EXERCISE GOAL » Print the passage of the forum thread that opens with the words containing "I agree. Too" and closes with "(Apr 20, 2010)", copied word for word.

PAGE EXCERPT »
╭──
Have you at least told her this and said you will try to do better? It may take some of the sting out if she knows it is just a bad habit you are trying to correct, and you know it is no longer true.


----------



## bbsj (Aug 26, 2010)

I think in this day and age two kids are enough. Things have changed so much during my stay in Canada for the past 40 years that very few people can really afford to have more than two children (many should not have even one). Those days are gone when summer jobs paid good enough money to pay for tuition and books, and the student loans were mainly grants plus some loan at a low interest rate. So, only those couples whose lives are in sync in all aspects and have good stable income, should have more than two children. Harmonious relations between a couple are a must for the well being of children.


----------



## the-royal-mail (Dec 11, 2009)

bbsj said:


> I think in this day and age two kids are enough. Things have changed so much during my stay in Canada for the past 40 years that very few people can really afford to have more than two children (many should not have even one). Those days are gone when summer jobs paid good enough money to pay for tuition and books, and the student loans were mainly grants plus some loan at a low interest rate. So, only those couples whose lives are in sync in all aspects and have good stable income, should have more than two children. Harmonious relations between a couple are a must for the well being of children.


I agree. Too many children being brought into this world when their parents aren't even capable of taking care of themselves and their finances.


----------



## dilbert789 (Apr 20, 2010)

OhGreatGuru said:


> Have you at least told her this and said you will try to do better? It may take some of the sting out if she knows it is just a bad habit you are trying to correct, and you know it is no longer true.
╰──
EXTRACTED RECORDS »
╭──
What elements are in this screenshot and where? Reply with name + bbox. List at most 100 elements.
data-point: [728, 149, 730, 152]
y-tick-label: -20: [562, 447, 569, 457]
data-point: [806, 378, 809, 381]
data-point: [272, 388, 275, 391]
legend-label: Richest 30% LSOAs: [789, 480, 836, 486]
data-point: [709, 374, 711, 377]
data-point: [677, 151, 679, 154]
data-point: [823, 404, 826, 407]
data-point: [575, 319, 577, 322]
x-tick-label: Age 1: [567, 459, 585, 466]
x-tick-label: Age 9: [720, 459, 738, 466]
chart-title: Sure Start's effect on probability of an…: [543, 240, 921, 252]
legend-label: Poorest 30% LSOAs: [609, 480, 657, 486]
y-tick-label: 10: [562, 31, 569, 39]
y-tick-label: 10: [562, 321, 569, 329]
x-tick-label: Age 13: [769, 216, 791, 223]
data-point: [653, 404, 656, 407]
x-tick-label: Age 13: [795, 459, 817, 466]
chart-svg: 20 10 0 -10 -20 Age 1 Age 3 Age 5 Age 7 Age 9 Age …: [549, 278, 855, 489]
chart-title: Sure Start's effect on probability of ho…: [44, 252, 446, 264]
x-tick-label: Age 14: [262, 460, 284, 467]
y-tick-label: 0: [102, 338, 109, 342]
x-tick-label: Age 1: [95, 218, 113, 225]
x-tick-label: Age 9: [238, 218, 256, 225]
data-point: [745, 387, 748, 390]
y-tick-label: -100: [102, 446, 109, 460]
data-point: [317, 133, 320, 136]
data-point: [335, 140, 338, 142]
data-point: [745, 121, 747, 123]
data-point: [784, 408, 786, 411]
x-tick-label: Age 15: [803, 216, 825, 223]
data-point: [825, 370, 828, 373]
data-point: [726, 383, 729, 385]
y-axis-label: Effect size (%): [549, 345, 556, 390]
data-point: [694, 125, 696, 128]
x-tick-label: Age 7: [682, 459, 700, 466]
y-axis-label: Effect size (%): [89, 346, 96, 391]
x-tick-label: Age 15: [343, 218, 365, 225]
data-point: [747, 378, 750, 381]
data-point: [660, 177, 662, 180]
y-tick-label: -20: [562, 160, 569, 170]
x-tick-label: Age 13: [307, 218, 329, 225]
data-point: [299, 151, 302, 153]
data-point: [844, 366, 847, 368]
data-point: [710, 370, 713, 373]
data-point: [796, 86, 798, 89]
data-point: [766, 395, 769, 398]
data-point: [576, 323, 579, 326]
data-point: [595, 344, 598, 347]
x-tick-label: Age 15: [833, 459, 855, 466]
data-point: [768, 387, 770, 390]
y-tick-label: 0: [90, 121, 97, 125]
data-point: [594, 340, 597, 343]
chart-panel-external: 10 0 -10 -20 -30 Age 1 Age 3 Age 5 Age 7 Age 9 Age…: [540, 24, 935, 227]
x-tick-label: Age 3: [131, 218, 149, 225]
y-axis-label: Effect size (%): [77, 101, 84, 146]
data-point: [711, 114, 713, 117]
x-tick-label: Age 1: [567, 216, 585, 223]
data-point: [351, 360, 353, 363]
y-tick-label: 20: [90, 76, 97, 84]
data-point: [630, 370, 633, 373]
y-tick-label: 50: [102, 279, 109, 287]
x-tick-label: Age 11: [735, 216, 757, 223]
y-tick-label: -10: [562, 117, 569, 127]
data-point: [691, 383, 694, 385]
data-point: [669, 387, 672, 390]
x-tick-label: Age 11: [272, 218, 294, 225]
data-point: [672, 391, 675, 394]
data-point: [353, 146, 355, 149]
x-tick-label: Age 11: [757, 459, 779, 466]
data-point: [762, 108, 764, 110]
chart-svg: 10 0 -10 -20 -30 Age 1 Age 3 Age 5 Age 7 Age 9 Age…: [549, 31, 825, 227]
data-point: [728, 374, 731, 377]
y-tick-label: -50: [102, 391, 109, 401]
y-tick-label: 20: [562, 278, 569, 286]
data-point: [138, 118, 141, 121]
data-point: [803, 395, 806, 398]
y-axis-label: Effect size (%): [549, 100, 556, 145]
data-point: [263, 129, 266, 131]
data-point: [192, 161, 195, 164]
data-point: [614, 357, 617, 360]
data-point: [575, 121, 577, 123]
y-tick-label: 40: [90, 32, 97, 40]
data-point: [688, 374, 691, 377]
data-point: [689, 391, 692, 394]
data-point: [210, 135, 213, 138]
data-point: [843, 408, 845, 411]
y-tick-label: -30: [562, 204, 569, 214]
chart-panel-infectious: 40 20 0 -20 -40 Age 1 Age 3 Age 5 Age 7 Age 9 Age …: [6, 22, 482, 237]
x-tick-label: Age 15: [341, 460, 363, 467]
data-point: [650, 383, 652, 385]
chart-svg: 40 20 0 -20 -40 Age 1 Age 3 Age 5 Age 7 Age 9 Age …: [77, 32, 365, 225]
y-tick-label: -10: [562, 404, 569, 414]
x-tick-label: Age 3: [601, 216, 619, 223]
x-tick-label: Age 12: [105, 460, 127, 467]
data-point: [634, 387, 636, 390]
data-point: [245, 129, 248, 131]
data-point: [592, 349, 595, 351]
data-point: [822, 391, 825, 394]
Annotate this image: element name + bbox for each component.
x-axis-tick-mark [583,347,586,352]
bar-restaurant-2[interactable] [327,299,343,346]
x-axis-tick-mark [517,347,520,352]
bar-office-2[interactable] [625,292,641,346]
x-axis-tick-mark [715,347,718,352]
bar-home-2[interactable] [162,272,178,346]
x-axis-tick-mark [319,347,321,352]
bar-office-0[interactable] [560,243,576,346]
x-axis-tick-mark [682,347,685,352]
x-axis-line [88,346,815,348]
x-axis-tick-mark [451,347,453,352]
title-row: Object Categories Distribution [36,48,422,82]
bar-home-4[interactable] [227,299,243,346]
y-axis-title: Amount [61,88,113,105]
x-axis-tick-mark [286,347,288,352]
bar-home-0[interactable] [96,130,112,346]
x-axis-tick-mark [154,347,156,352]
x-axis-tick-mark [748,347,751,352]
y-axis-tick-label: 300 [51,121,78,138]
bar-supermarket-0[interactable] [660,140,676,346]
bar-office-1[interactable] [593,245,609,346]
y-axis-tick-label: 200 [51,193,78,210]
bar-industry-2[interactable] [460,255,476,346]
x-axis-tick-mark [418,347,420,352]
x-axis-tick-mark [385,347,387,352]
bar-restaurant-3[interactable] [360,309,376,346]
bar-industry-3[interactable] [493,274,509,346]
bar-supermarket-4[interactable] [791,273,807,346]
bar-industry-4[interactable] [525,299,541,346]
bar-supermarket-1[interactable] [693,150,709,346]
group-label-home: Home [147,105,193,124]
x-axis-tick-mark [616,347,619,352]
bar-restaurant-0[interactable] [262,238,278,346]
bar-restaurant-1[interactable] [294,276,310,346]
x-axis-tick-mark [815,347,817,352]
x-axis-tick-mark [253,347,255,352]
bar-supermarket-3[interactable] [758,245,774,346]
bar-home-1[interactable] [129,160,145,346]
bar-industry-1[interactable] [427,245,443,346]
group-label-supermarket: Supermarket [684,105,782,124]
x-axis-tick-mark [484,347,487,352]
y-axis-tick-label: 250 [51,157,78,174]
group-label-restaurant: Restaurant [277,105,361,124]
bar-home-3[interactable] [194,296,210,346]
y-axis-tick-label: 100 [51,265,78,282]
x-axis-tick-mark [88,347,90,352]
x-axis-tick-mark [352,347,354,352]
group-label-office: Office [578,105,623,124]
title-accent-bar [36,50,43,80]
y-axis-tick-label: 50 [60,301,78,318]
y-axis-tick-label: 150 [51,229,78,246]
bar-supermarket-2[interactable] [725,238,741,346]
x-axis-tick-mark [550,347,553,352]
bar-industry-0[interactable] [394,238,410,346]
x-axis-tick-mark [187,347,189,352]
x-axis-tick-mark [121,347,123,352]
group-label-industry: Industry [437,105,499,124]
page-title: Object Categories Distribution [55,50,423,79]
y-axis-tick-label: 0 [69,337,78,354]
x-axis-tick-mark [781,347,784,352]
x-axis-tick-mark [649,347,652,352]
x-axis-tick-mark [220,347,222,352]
╰──
ANSWER TO THIS TASK »
I agree. Too many children being brought into this world when their parents aren't even capable of taking care of themselves and their finances.


----------



## dilbert789 (Apr 20, 2010)